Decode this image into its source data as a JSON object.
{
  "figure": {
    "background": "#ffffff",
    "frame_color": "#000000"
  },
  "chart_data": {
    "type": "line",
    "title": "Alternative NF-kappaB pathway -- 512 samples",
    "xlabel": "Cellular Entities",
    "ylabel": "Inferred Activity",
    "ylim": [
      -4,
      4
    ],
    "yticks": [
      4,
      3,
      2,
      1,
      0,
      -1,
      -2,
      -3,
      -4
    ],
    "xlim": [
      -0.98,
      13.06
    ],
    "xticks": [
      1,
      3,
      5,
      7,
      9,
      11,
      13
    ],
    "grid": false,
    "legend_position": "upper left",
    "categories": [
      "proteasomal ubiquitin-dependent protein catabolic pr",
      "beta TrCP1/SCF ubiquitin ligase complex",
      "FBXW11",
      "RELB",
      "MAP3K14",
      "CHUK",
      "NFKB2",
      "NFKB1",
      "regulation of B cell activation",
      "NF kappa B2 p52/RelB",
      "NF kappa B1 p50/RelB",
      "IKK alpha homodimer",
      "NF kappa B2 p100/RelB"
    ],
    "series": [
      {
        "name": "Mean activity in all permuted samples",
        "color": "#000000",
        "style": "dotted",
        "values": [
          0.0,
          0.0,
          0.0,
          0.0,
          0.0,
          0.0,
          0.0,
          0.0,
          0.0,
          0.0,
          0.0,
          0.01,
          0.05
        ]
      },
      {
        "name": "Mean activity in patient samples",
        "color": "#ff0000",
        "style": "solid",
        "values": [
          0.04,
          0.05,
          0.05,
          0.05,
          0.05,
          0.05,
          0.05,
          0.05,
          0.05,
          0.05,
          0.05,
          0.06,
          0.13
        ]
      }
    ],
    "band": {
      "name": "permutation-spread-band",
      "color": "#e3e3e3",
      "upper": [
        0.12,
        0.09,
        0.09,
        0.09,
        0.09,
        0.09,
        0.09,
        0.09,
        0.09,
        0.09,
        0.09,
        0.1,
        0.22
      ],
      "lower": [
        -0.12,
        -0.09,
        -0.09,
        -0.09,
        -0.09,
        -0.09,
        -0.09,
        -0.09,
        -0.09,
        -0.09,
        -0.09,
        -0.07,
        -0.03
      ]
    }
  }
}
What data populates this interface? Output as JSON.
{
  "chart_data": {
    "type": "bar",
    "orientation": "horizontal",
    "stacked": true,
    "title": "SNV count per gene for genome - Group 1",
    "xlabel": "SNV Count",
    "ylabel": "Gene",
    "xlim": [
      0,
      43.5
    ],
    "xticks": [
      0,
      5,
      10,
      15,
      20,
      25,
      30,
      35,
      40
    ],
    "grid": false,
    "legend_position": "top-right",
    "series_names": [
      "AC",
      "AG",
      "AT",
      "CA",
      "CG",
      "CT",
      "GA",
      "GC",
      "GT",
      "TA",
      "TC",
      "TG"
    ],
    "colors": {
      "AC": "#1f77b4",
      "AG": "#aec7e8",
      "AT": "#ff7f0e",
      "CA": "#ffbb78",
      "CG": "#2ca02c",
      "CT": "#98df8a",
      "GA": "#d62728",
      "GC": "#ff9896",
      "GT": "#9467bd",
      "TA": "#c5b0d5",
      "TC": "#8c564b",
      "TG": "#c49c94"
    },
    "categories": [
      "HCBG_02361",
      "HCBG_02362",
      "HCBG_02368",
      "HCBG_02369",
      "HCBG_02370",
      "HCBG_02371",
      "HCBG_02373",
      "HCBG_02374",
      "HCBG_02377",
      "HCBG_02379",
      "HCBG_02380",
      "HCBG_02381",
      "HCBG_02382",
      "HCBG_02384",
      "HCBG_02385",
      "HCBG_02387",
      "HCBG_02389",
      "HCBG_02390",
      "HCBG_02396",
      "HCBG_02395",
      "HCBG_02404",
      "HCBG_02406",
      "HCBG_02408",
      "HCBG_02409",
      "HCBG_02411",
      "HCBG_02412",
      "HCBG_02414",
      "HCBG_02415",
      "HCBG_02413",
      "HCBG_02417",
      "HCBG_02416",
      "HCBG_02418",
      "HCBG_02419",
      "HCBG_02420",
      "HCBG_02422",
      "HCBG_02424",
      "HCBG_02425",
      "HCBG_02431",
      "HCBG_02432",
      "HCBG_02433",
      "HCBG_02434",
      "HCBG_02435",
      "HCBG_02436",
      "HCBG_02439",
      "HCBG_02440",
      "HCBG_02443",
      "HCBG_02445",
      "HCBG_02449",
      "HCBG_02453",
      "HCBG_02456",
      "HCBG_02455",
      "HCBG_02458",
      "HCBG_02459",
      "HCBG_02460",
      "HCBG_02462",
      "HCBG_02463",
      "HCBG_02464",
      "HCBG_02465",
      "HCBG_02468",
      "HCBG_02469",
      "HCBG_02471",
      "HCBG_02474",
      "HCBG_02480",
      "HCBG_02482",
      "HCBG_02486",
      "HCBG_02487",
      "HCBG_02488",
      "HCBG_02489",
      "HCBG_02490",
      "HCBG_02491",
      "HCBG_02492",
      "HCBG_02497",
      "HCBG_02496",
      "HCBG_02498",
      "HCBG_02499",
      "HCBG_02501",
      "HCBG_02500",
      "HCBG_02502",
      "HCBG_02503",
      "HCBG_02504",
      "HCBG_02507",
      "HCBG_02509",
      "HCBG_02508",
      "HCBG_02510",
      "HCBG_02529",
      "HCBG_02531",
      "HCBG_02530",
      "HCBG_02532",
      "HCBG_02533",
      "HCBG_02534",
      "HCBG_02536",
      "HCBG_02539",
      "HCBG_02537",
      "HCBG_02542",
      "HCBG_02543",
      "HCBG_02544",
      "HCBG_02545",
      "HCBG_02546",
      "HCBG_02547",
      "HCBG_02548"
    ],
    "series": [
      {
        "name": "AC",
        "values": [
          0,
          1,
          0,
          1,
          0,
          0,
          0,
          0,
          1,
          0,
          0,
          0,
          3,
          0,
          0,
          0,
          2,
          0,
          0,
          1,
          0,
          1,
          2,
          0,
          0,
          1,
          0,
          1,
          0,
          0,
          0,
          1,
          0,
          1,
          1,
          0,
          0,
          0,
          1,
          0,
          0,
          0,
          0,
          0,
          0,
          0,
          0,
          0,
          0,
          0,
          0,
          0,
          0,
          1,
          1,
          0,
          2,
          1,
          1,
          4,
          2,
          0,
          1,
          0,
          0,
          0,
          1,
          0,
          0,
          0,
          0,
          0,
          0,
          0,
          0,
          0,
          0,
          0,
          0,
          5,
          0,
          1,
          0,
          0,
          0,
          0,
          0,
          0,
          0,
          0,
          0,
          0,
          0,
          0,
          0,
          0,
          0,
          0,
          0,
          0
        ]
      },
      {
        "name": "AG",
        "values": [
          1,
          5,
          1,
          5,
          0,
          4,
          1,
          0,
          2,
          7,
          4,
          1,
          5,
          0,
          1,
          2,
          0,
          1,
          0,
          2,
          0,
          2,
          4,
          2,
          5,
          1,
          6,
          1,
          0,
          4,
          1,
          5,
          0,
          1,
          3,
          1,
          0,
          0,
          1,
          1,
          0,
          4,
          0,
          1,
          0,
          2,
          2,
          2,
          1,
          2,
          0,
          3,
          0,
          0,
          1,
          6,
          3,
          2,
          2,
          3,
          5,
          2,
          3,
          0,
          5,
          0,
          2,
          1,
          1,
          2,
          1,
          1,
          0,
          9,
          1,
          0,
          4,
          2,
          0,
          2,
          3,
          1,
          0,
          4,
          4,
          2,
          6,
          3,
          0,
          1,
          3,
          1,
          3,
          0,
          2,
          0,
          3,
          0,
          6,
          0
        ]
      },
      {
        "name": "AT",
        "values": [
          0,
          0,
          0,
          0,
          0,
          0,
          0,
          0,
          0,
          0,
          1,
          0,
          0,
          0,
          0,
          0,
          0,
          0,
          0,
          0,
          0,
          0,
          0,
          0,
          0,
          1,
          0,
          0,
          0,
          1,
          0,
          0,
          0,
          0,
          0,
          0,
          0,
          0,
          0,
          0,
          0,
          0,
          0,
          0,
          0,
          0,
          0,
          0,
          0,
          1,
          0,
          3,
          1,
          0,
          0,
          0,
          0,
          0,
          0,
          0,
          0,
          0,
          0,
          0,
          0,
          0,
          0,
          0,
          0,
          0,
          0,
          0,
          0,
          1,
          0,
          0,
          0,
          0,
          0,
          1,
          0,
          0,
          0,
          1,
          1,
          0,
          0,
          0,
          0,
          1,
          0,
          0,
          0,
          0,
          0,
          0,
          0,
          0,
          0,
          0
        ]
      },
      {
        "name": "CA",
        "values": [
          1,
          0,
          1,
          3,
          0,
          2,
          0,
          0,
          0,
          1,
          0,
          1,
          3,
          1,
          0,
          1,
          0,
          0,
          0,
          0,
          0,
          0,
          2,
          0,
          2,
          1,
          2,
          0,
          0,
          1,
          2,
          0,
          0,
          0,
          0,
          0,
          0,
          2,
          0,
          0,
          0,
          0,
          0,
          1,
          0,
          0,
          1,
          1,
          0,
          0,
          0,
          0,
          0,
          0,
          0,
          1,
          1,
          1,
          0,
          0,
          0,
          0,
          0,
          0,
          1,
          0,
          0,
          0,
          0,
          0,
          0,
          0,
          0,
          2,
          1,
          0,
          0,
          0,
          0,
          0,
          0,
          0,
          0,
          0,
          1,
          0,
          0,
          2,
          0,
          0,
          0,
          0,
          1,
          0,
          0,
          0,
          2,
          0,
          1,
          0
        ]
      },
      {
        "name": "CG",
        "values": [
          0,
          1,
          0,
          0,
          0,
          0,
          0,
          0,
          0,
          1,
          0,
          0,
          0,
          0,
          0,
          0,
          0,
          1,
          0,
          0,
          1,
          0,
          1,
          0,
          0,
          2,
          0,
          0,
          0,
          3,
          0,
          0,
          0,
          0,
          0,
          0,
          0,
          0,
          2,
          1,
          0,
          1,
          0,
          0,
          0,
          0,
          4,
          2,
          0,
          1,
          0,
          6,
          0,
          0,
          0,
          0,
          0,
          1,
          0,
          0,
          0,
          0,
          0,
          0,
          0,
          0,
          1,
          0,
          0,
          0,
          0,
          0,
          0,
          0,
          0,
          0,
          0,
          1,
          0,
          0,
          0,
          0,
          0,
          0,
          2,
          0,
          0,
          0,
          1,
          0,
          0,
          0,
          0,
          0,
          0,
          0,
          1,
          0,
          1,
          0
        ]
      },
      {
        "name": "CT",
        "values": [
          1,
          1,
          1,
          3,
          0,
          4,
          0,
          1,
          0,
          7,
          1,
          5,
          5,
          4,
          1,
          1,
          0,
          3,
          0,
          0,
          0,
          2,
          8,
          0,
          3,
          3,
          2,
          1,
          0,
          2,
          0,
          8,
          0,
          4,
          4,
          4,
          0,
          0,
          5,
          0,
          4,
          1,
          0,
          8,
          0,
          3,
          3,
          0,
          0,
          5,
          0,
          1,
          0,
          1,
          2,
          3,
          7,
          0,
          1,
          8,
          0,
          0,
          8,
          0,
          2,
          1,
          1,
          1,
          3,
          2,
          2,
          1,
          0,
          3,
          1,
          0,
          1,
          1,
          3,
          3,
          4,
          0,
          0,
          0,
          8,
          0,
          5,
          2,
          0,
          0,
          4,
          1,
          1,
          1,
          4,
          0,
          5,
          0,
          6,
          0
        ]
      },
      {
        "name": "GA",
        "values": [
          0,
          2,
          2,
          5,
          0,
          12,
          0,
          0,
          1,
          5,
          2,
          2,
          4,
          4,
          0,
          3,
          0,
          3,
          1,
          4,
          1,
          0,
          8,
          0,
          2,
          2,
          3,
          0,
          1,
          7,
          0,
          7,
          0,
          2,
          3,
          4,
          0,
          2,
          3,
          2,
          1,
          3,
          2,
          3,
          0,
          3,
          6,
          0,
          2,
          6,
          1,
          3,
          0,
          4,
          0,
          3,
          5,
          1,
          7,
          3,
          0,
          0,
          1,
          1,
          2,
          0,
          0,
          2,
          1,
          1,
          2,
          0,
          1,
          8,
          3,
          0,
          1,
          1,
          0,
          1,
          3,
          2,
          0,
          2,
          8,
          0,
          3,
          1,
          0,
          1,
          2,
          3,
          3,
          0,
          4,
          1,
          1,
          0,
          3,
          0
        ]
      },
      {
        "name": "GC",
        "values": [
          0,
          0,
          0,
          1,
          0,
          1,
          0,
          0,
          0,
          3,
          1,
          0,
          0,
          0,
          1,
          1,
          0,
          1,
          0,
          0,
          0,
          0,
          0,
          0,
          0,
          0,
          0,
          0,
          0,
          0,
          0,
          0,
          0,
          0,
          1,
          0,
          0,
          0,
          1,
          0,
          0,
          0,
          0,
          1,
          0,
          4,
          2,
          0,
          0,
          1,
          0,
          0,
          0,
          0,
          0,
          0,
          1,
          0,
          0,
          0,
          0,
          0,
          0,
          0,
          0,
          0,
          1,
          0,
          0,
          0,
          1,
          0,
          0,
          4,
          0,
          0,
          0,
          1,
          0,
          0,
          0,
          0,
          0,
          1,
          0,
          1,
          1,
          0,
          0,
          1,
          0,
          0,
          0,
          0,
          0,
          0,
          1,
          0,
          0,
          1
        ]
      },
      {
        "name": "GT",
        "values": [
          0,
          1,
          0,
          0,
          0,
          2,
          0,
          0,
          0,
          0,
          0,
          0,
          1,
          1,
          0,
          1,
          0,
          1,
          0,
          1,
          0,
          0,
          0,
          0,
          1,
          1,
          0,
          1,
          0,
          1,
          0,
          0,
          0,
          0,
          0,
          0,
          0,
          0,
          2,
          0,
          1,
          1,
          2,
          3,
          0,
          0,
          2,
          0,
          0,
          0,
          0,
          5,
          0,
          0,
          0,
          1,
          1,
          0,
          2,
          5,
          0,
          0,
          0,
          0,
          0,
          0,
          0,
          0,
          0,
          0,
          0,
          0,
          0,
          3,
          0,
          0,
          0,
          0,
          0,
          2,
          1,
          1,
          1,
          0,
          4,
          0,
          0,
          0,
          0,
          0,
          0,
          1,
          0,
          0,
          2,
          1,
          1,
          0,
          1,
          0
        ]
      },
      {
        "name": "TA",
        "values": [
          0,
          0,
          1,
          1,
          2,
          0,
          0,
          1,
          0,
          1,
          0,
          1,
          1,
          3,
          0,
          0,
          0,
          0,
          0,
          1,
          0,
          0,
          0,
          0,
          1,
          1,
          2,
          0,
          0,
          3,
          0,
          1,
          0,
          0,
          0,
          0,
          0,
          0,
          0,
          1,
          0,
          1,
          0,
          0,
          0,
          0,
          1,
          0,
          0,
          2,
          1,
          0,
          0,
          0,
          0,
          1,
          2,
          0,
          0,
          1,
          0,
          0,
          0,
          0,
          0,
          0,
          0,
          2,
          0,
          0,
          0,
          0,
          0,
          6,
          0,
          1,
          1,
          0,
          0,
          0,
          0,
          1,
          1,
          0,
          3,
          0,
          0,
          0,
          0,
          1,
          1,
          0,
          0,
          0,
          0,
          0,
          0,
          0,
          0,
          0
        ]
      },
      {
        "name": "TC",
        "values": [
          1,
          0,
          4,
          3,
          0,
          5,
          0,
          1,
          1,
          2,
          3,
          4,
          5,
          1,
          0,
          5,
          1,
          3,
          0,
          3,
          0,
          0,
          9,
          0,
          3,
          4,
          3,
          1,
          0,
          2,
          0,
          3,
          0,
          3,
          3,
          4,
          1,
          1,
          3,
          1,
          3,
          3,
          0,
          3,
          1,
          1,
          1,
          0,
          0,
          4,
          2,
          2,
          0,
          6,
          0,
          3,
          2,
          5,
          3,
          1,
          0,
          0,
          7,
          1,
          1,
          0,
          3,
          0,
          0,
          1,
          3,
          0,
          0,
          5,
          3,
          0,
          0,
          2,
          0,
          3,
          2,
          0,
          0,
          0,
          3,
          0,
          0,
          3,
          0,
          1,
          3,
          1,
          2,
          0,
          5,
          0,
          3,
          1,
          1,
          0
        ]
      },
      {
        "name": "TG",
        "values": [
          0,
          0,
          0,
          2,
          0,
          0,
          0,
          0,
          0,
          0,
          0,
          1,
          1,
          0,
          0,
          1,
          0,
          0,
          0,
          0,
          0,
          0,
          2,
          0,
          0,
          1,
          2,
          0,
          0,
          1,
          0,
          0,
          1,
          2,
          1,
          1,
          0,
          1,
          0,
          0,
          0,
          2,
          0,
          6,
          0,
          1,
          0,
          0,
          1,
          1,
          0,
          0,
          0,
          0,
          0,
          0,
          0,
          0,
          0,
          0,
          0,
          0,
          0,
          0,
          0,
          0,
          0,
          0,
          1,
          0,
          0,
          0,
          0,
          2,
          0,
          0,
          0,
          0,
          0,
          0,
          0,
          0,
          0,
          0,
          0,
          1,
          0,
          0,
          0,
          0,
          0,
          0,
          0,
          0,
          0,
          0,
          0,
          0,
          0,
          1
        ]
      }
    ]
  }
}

⁂

Only the lines above that hold "ylabel" are wanted. Show every one of them.

    "ylabel": "Inferred Activity",
    "ylabel": "Gene",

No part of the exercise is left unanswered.